Saved data entries:
___

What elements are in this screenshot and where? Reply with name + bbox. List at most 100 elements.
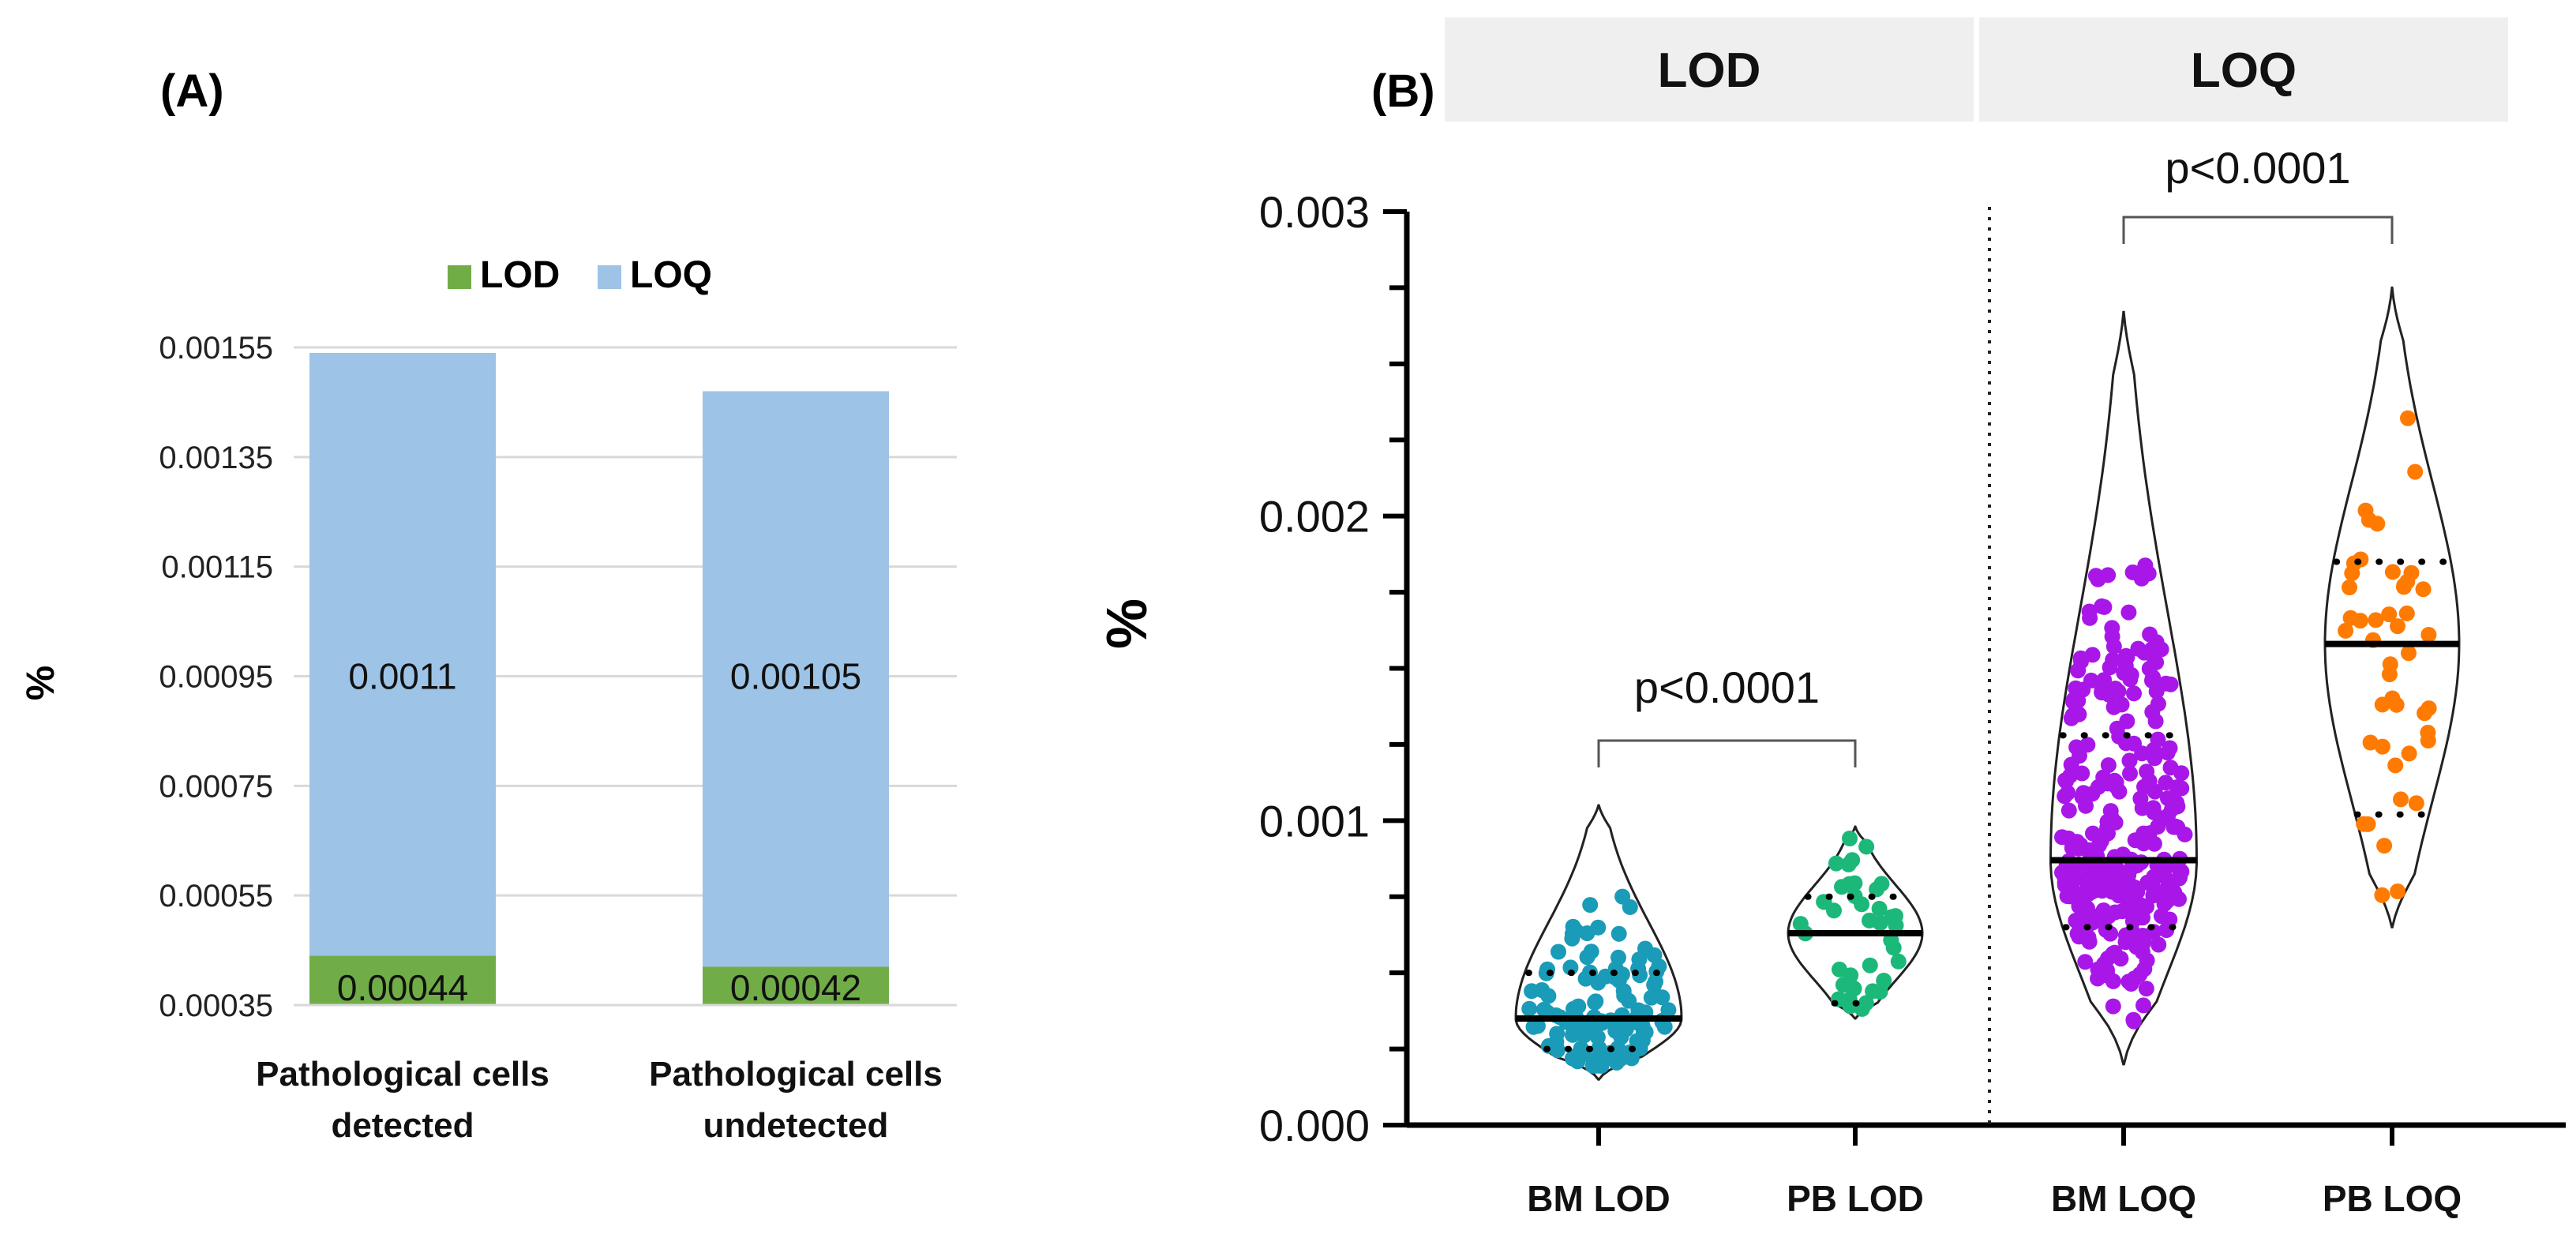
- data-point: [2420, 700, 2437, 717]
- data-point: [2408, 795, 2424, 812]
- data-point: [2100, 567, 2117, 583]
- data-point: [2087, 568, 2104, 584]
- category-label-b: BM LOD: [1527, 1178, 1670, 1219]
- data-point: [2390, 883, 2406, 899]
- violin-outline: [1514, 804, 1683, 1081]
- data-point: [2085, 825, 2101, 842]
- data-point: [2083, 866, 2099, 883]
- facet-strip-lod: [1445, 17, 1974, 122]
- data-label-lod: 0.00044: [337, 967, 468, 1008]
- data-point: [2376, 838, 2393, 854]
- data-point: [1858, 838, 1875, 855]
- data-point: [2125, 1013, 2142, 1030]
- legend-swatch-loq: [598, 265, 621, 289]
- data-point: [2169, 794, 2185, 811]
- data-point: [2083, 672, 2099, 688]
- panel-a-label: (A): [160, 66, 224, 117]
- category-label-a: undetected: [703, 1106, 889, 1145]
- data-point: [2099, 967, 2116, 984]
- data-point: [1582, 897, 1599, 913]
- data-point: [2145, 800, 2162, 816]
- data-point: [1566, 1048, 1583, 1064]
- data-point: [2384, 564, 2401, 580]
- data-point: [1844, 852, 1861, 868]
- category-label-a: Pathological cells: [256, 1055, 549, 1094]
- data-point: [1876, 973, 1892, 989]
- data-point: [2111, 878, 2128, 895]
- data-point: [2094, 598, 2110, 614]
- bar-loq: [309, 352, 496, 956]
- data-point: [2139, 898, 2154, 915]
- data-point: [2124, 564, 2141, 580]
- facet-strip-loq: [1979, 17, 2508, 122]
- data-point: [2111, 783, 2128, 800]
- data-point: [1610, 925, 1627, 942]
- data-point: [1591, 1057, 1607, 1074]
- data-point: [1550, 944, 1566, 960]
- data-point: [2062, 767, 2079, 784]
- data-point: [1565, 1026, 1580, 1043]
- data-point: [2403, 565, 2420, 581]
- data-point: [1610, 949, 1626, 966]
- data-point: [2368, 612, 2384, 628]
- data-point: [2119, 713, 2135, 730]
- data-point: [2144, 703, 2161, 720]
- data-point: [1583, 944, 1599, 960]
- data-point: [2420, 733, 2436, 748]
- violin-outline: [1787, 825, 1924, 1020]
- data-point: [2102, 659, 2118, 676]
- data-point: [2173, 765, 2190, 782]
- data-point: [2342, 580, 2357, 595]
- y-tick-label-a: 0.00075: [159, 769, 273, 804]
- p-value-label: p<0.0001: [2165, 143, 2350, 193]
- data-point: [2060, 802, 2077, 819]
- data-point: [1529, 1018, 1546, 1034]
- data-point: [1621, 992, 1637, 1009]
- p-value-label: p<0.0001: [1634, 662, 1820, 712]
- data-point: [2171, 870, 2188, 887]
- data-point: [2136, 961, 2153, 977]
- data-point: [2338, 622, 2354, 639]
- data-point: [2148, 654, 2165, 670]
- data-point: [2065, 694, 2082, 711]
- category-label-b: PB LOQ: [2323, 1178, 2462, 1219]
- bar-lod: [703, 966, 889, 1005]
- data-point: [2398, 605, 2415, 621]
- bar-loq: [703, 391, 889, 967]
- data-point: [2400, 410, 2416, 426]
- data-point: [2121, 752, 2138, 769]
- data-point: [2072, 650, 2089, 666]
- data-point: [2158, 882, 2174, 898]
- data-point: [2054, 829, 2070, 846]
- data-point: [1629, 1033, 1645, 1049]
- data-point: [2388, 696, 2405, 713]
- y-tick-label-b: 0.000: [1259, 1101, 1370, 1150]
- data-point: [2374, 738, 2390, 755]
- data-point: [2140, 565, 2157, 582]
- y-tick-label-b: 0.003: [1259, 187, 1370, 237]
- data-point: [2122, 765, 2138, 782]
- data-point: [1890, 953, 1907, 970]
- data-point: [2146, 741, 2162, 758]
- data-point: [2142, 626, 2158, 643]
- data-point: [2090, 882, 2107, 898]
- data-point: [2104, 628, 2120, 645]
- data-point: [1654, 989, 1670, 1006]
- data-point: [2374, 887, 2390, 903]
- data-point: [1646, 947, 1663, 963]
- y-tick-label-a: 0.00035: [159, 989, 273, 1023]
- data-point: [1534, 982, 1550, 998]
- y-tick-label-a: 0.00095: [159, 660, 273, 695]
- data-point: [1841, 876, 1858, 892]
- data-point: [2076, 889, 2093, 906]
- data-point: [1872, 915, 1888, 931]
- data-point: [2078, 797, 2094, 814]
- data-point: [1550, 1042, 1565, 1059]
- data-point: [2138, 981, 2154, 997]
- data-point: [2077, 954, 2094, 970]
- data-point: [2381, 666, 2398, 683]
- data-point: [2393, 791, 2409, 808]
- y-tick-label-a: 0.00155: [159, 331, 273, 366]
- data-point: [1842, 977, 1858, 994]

___

Output the whole of the data, unchanged; keep the pictures out.

> ANSWER TO THIS EXERCISE
What elements are in this screenshot and where? Reply with name + bbox. List at most 100 elements.
- data-point: [2420, 700, 2437, 717]
- data-point: [2408, 795, 2424, 812]
- data-point: [2100, 567, 2117, 583]
- data-point: [2087, 568, 2104, 584]
- category-label-b: BM LOD: [1527, 1178, 1670, 1219]
- data-point: [2390, 883, 2406, 899]
- violin-outline: [1514, 804, 1683, 1081]
- data-point: [2085, 825, 2101, 842]
- data-point: [2083, 866, 2099, 883]
- facet-strip-lod: [1445, 17, 1974, 122]
- data-label-lod: 0.00044: [337, 967, 468, 1008]
- data-point: [2376, 838, 2393, 854]
- data-point: [1858, 838, 1875, 855]
- data-point: [2125, 1013, 2142, 1030]
- legend-swatch-loq: [598, 265, 621, 289]
- data-point: [2169, 794, 2185, 811]
- data-point: [2083, 672, 2099, 688]
- panel-a-label: (A): [160, 66, 224, 117]
- category-label-a: undetected: [703, 1106, 889, 1145]
- data-point: [2099, 967, 2116, 984]
- data-point: [1582, 897, 1599, 913]
- data-point: [2145, 800, 2162, 816]
- data-point: [1566, 1048, 1583, 1064]
- data-point: [2384, 564, 2401, 580]
- data-point: [1844, 852, 1861, 868]
- category-label-a: Pathological cells: [256, 1055, 549, 1094]
- data-point: [1876, 973, 1892, 989]
- data-point: [2111, 878, 2128, 895]
- data-point: [2094, 598, 2110, 614]
- bar-loq: [309, 352, 496, 956]
- data-point: [2139, 898, 2154, 915]
- data-point: [2124, 564, 2141, 580]
- facet-strip-loq: [1979, 17, 2508, 122]
- data-point: [2111, 783, 2128, 800]
- data-point: [1610, 925, 1627, 942]
- data-point: [1591, 1057, 1607, 1074]
- data-point: [1550, 944, 1566, 960]
- data-point: [2062, 767, 2079, 784]
- data-point: [1565, 1026, 1580, 1043]
- data-point: [2403, 565, 2420, 581]
- data-point: [1610, 949, 1626, 966]
- data-point: [2368, 612, 2384, 628]
- data-point: [2119, 713, 2135, 730]
- data-point: [2144, 703, 2161, 720]
- data-point: [1583, 944, 1599, 960]
- data-point: [2420, 733, 2436, 748]
- violin-outline: [1787, 825, 1924, 1020]
- data-point: [2102, 659, 2118, 676]
- data-point: [2173, 765, 2190, 782]
- data-point: [2342, 580, 2357, 595]
- y-tick-label-a: 0.00075: [159, 769, 273, 804]
- p-value-label: p<0.0001: [2165, 143, 2350, 193]
- data-point: [2060, 802, 2077, 819]
- data-point: [1529, 1018, 1546, 1034]
- data-point: [1621, 992, 1637, 1009]
- p-value-label: p<0.0001: [1634, 662, 1820, 712]
- data-point: [2171, 870, 2188, 887]
- data-point: [2136, 961, 2153, 977]
- data-point: [2338, 622, 2354, 639]
- data-point: [2148, 654, 2165, 670]
- data-point: [2065, 694, 2082, 711]
- category-label-b: PB LOQ: [2323, 1178, 2462, 1219]
- bar-lod: [703, 966, 889, 1005]
- data-point: [2398, 605, 2415, 621]
- bar-loq: [703, 391, 889, 967]
- data-point: [2400, 410, 2416, 426]
- data-point: [2121, 752, 2138, 769]
- data-point: [2072, 650, 2089, 666]
- data-point: [2158, 882, 2174, 898]
- data-point: [2054, 829, 2070, 846]
- data-point: [1629, 1033, 1645, 1049]
- data-point: [2388, 696, 2405, 713]
- y-tick-label-b: 0.000: [1259, 1101, 1370, 1150]
- data-point: [2374, 738, 2390, 755]
- data-point: [2140, 565, 2157, 582]
- y-tick-label-b: 0.003: [1259, 187, 1370, 237]
- data-point: [2122, 765, 2138, 782]
- data-point: [1890, 953, 1907, 970]
- data-point: [2146, 741, 2162, 758]
- data-point: [2142, 626, 2158, 643]
- data-point: [2090, 882, 2107, 898]
- data-point: [2104, 628, 2120, 645]
- data-point: [1654, 989, 1670, 1006]
- data-point: [2374, 887, 2390, 903]
- data-point: [1646, 947, 1663, 963]
- y-tick-label-a: 0.00035: [159, 989, 273, 1023]
- data-point: [1534, 982, 1550, 998]
- y-tick-label-a: 0.00095: [159, 660, 273, 695]
- data-point: [1841, 876, 1858, 892]
- data-point: [2076, 889, 2093, 906]
- data-point: [1872, 915, 1888, 931]
- data-point: [2078, 797, 2094, 814]
- data-point: [1550, 1042, 1565, 1059]
- data-point: [2138, 981, 2154, 997]
- data-point: [2077, 954, 2094, 970]
- data-point: [2381, 666, 2398, 683]
- data-point: [2393, 791, 2409, 808]
- y-tick-label-a: 0.00155: [159, 331, 273, 366]
- data-point: [1842, 977, 1858, 994]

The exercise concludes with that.